## START DATA LINES

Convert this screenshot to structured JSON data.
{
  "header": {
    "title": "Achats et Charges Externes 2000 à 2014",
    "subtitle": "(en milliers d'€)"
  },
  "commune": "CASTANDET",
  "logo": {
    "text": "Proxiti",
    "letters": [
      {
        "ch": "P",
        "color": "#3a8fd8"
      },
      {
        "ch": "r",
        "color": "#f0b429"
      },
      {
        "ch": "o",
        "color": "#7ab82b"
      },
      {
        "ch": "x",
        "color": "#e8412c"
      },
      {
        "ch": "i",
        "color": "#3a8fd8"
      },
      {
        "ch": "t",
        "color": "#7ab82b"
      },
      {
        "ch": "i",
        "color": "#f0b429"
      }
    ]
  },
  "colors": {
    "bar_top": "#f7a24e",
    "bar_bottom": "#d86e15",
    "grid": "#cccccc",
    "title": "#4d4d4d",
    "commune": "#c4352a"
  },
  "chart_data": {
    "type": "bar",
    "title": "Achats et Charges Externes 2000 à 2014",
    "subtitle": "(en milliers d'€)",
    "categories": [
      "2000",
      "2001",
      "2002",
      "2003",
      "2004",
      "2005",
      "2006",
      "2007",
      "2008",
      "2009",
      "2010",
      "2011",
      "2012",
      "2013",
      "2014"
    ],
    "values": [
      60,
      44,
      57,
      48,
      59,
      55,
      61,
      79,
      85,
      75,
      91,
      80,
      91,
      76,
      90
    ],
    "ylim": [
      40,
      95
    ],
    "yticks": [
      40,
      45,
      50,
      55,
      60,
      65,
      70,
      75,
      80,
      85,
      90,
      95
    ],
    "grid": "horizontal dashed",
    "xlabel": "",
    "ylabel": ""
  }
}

## END DATA LINES

▶ [GIVEN INSTRUCTION]
What is the number of lines in the data above that include the word "subtitle"? Answer with that number only.

▶ [SOLUTION FOR THIS PROBLEM]
2